__Rows__
━━━━━━━━
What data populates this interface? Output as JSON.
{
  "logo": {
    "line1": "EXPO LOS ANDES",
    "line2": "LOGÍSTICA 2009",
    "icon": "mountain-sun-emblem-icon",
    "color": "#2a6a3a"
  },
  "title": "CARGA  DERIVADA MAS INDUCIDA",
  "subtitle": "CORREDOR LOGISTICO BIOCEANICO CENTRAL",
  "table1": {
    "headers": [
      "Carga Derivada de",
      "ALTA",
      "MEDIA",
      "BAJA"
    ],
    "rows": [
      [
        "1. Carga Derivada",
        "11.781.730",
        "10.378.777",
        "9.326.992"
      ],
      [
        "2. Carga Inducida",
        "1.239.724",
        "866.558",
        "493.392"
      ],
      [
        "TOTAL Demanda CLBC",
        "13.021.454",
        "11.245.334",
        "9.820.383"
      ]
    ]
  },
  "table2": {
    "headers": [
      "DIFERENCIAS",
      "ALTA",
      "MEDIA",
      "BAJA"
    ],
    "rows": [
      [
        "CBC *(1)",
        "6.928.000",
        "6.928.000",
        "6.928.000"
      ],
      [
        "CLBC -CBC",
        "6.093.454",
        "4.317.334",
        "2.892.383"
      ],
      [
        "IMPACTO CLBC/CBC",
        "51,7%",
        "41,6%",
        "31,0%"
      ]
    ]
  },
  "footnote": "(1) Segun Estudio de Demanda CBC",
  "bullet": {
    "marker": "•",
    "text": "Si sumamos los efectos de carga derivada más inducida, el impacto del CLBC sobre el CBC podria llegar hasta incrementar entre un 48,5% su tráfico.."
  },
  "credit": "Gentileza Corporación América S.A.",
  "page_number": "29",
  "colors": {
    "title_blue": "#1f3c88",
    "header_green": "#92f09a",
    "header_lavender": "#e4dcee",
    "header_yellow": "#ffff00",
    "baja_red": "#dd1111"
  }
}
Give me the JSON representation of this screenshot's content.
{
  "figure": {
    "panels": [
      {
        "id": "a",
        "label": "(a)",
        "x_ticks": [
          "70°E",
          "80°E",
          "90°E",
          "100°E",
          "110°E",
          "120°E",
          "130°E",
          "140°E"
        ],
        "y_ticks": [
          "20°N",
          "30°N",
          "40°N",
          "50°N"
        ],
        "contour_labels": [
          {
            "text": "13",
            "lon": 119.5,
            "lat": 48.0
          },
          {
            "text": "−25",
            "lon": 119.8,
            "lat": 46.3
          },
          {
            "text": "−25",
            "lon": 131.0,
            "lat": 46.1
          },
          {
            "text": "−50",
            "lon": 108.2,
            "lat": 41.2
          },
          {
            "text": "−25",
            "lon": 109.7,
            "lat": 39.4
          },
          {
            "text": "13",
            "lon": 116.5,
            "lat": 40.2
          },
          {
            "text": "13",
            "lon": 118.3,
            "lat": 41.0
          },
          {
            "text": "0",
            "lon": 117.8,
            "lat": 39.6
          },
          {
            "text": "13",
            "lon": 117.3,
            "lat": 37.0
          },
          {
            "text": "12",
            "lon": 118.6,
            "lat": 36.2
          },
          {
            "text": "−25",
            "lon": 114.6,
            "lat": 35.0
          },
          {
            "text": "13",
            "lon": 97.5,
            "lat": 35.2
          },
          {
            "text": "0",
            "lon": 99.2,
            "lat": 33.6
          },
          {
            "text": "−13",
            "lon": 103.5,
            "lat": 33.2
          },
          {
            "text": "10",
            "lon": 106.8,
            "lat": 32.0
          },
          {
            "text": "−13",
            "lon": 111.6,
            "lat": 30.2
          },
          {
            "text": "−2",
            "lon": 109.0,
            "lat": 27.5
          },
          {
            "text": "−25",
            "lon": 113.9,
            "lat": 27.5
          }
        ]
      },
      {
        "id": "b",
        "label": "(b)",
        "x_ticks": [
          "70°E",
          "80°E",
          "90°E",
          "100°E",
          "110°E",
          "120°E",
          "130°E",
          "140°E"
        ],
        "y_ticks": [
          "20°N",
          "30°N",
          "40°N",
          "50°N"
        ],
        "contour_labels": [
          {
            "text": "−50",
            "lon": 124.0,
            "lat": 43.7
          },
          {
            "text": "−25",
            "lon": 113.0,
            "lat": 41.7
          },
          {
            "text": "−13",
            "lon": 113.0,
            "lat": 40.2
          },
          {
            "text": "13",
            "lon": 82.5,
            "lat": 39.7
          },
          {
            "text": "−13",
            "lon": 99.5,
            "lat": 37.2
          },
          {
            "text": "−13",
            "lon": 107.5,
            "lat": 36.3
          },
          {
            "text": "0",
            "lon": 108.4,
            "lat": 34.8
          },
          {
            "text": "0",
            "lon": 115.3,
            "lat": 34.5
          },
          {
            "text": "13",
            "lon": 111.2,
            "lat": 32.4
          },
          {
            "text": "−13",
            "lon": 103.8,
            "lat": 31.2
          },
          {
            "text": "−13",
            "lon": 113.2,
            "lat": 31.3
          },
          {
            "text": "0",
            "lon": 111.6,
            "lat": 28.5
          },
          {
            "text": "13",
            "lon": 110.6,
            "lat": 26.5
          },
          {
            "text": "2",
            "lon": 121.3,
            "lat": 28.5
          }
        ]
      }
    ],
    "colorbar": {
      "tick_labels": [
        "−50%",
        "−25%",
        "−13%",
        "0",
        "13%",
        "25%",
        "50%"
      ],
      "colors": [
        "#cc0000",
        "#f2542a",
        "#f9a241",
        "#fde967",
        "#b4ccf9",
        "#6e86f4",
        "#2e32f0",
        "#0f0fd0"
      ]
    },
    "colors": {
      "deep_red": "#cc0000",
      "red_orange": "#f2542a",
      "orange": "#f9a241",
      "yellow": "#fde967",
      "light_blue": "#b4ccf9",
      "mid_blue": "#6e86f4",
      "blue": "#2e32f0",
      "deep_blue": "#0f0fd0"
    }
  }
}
━━━━━━━━
__Your instructions__
Using the listing above, return all lines where the word "JSON" occurs.

__Full answer__
What data populates this interface? Output as JSON.
Give me the JSON representation of this screenshot's content.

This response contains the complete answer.